_THE TASK_
Repeat every record exactly, but omit the images.

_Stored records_
▬▬▬
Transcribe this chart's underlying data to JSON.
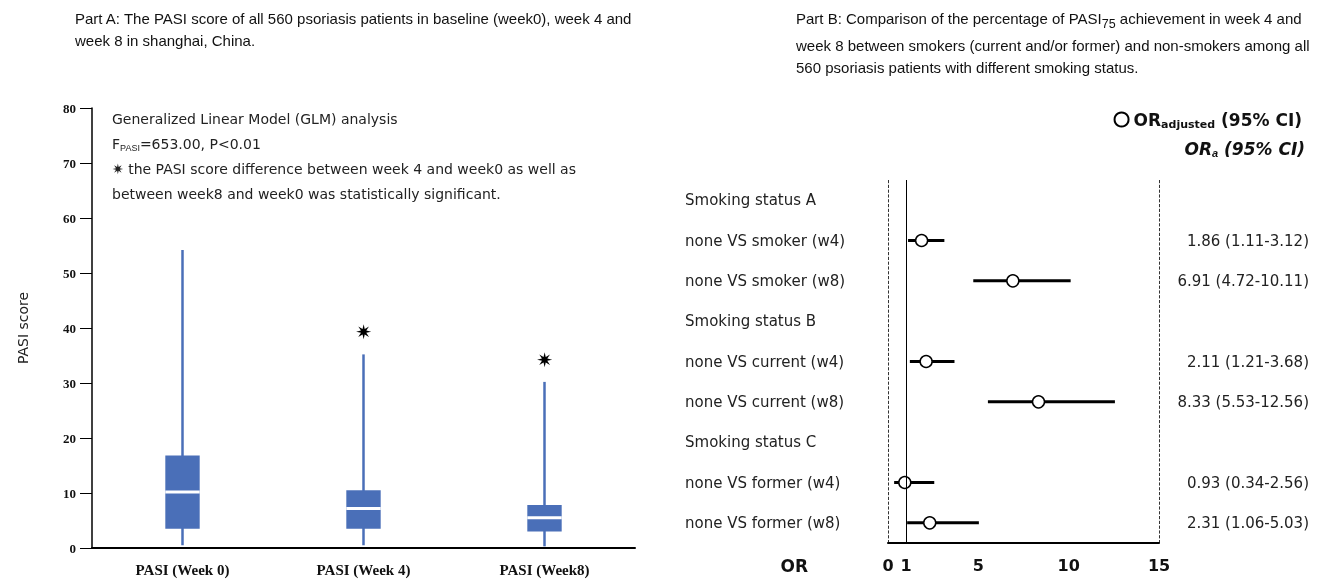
{
  "chart_data": [
    {
      "type": "box",
      "title": "Part A: The PASI score of all 560 psoriasis patients in baseline (week0), week 4 and week 8 in shanghai, China.",
      "ylabel": "PASI score",
      "annotations": [
        "Generalized Linear Model (GLM) analysis",
        "F$_{PASI}$=653.00, P<0.01",
        "✷ the PASI score difference between week 4 and week0 as well as",
        "between week8 and week0 was statistically significant.",
        {
          "text": "✷",
          "x": "PASI (Week 4)",
          "y": 35.2
        },
        {
          "text": "✷",
          "x": "PASI (Week8)",
          "y": 30.2
        }
      ],
      "categories": [
        "PASI (Week 0)",
        "PASI (Week 4)",
        "PASI (Week8)"
      ],
      "color": "#4a6fb8",
      "boxes": [
        {
          "low": 0.5,
          "q1": 3.5,
          "median": 10.2,
          "q3": 16.8,
          "high": 54.2
        },
        {
          "low": 0.5,
          "q1": 3.5,
          "median": 7.2,
          "q3": 10.5,
          "high": 35.2
        },
        {
          "low": 0.3,
          "q1": 3.0,
          "median": 5.5,
          "q3": 7.8,
          "high": 30.2
        }
      ],
      "ylim": [
        0,
        80
      ],
      "yticks": [
        0,
        10,
        20,
        30,
        40,
        50,
        60,
        70,
        80
      ]
    },
    {
      "type": "scatter",
      "title": "Part B: Comparison of the percentage of PASI$_{75}$ achievement in week 4 and week 8 between smokers (current and/or former) and non-smokers among all 560 psoriasis patients with different smoking status.",
      "xlabel": "OR",
      "annotations": [
        "OR$_{a}$ (95% CI)"
      ],
      "orientation": "horizontal",
      "legend": "top right",
      "marker": "circle",
      "categories": [
        "Smoking status A",
        "none VS smoker (w4)",
        "none VS smoker (w8)",
        "Smoking status B",
        "none VS current (w4)",
        "none VS current (w8)",
        "Smoking status C",
        "none VS former (w4)",
        "none VS former (w8)"
      ],
      "series": [
        {
          "name": "OR$_{adjusted}$ (95% CI)",
          "color": "#000000",
          "values": [
            null,
            1.86,
            6.91,
            null,
            2.11,
            8.33,
            null,
            0.93,
            2.31
          ],
          "errors": [
            null,
            [
              1.11,
              3.12
            ],
            [
              4.72,
              10.11
            ],
            null,
            [
              1.21,
              3.68
            ],
            [
              5.53,
              12.56
            ],
            null,
            [
              0.34,
              2.56
            ],
            [
              1.06,
              5.03
            ]
          ],
          "value_labels": [
            null,
            "1.86 (1.11-3.12)",
            "6.91 (4.72-10.11)",
            null,
            "2.11 (1.21-3.68)",
            "8.33 (5.53-12.56)",
            null,
            "0.93 (0.34-2.56)",
            "2.31 (1.06-5.03)"
          ]
        }
      ],
      "xlim": [
        0,
        15
      ],
      "xticks": [
        0,
        1,
        5,
        10,
        15
      ],
      "ref_lines": [
        {
          "axis": "x",
          "value": 0,
          "line_style": "dashed"
        },
        {
          "axis": "x",
          "value": 1,
          "line_style": "solid"
        },
        {
          "axis": "x",
          "value": 15,
          "line_style": "dashed"
        }
      ]
    }
  ]
}
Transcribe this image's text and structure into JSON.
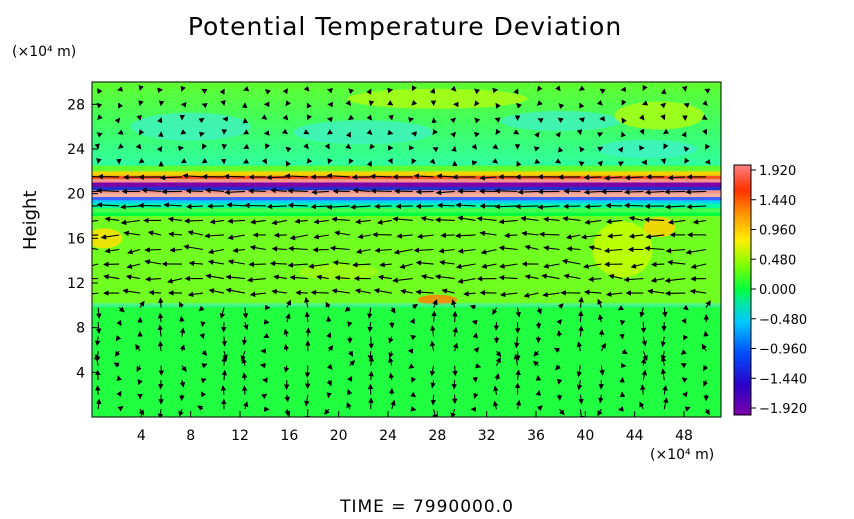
▬▬▬
_TASK OUTPUT_
Transcribe this chart's underlying data to JSON.
{
  "chart_data": [
    {
      "type": "box",
      "title": "Part A: The PASI score of all 560 psoriasis patients in baseline (week0), week 4 and week 8 in shanghai, China.",
      "ylabel": "PASI score",
      "annotations": [
        "Generalized Linear Model (GLM) analysis",
        "F$_{PASI}$=653.00, P<0.01",
        "✷ the PASI score difference between week 4 and week0 as well as",
        "between week8 and week0 was statistically significant.",
        {
          "text": "✷",
          "x": "PASI (Week 4)",
          "y": 35.2
        },
        {
          "text": "✷",
          "x": "PASI (Week8)",
          "y": 30.2
        }
      ],
      "categories": [
        "PASI (Week 0)",
        "PASI (Week 4)",
        "PASI (Week8)"
      ],
      "color": "#4a6fb8",
      "boxes": [
        {
          "low": 0.5,
          "q1": 3.5,
          "median": 10.2,
          "q3": 16.8,
          "high": 54.2
        },
        {
          "low": 0.5,
          "q1": 3.5,
          "median": 7.2,
          "q3": 10.5,
          "high": 35.2
        },
        {
          "low": 0.3,
          "q1": 3.0,
          "median": 5.5,
          "q3": 7.8,
          "high": 30.2
        }
      ],
      "ylim": [
        0,
        80
      ],
      "yticks": [
        0,
        10,
        20,
        30,
        40,
        50,
        60,
        70,
        80
      ]
    },
    {
      "type": "scatter",
      "title": "Part B: Comparison of the percentage of PASI$_{75}$ achievement in week 4 and week 8 between smokers (current and/or former) and non-smokers among all 560 psoriasis patients with different smoking status.",
      "xlabel": "OR",
      "annotations": [
        "OR$_{a}$ (95% CI)"
      ],
      "orientation": "horizontal",
      "legend": "top right",
      "marker": "circle",
      "categories": [
        "Smoking status A",
        "none VS smoker (w4)",
        "none VS smoker (w8)",
        "Smoking status B",
        "none VS current (w4)",
        "none VS current (w8)",
        "Smoking status C",
        "none VS former (w4)",
        "none VS former (w8)"
      ],
      "series": [
        {
          "name": "OR$_{adjusted}$ (95% CI)",
          "color": "#000000",
          "values": [
            null,
            1.86,
            6.91,
            null,
            2.11,
            8.33,
            null,
            0.93,
            2.31
          ],
          "errors": [
            null,
            [
              1.11,
              3.12
            ],
            [
              4.72,
              10.11
            ],
            null,
            [
              1.21,
              3.68
            ],
            [
              5.53,
              12.56
            ],
            null,
            [
              0.34,
              2.56
            ],
            [
              1.06,
              5.03
            ]
          ],
          "value_labels": [
            null,
            "1.86 (1.11-3.12)",
            "6.91 (4.72-10.11)",
            null,
            "2.11 (1.21-3.68)",
            "8.33 (5.53-12.56)",
            null,
            "0.93 (0.34-2.56)",
            "2.31 (1.06-5.03)"
          ]
        }
      ],
      "xlim": [
        0,
        15
      ],
      "xticks": [
        0,
        1,
        5,
        10,
        15
      ],
      "ref_lines": [
        {
          "axis": "x",
          "value": 0,
          "line_style": "dashed"
        },
        {
          "axis": "x",
          "value": 1,
          "line_style": "solid"
        },
        {
          "axis": "x",
          "value": 15,
          "line_style": "dashed"
        }
      ]
    }
  ]
}
Transcribe this image's text and structure into JSON.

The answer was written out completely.